Record extracts
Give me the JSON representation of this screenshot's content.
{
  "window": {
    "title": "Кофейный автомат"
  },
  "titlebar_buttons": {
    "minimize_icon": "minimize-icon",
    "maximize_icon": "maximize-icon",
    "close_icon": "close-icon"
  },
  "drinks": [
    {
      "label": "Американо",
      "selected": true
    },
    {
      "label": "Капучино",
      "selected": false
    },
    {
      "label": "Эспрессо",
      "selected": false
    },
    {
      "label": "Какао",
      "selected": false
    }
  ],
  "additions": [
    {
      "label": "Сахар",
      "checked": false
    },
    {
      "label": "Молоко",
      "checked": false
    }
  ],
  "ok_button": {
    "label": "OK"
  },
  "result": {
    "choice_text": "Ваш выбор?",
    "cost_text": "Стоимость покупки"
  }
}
...
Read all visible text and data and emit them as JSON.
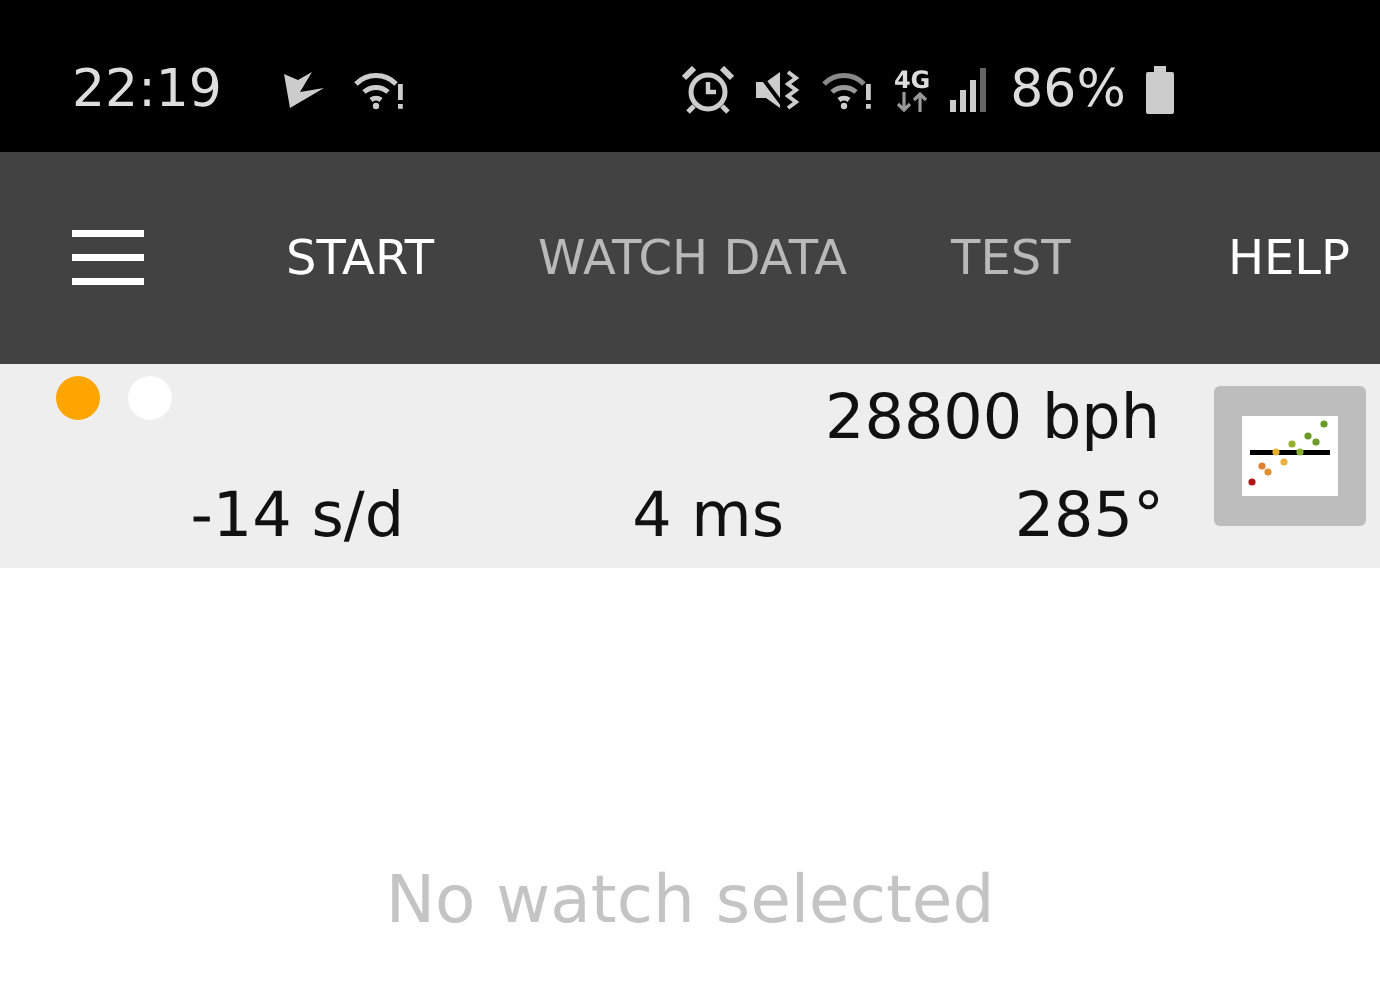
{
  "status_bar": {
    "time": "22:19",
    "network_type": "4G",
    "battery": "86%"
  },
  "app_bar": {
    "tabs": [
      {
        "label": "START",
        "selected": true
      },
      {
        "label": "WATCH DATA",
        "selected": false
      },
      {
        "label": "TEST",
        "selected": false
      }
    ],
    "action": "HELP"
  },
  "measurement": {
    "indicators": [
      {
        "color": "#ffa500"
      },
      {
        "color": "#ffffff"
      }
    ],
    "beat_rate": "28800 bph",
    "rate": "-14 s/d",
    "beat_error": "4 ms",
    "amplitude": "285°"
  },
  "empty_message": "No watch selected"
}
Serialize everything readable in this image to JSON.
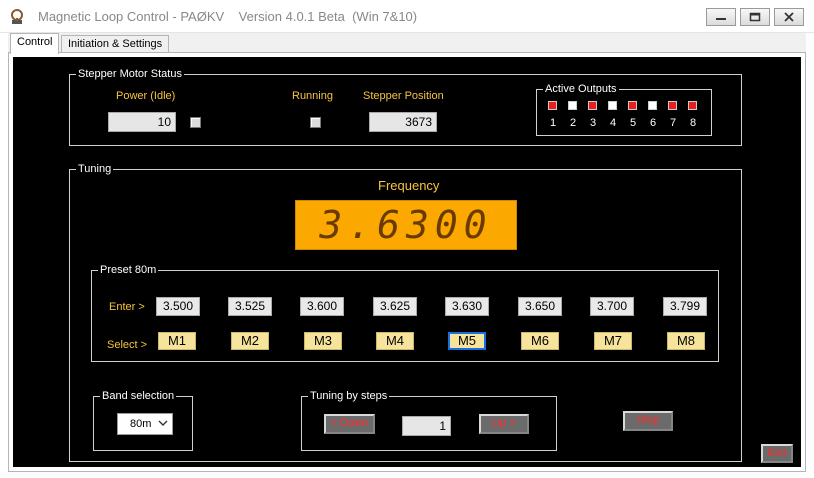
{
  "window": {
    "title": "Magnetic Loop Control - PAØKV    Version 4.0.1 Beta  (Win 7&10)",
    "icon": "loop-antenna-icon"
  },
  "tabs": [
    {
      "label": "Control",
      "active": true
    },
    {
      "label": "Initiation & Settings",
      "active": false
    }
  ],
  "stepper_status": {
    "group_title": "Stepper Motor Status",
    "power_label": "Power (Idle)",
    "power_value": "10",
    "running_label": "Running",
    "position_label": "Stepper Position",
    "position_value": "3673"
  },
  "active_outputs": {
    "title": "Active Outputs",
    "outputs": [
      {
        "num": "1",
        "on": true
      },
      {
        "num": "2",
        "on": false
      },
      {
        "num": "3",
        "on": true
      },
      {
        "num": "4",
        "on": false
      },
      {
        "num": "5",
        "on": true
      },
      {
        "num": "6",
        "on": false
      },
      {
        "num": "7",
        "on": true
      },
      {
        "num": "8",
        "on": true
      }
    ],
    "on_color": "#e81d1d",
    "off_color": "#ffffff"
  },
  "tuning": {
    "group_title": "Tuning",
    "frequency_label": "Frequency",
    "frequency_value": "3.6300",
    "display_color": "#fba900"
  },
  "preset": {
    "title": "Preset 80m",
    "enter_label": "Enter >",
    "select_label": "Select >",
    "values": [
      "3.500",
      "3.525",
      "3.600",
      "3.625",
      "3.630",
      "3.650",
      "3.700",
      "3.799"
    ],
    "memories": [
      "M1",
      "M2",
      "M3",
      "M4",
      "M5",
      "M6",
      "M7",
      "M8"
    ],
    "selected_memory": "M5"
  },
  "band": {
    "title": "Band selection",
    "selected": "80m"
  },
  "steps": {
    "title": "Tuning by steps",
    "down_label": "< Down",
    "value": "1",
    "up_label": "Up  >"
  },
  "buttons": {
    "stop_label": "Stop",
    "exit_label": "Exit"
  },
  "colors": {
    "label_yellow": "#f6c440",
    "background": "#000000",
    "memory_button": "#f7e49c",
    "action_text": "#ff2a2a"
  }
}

Exercise instructions
Find the lines holding "this" and list every one.

Worked answer
Give me the JSON representation of this screenshot's content.
Serialize everything readable in this image to JSON.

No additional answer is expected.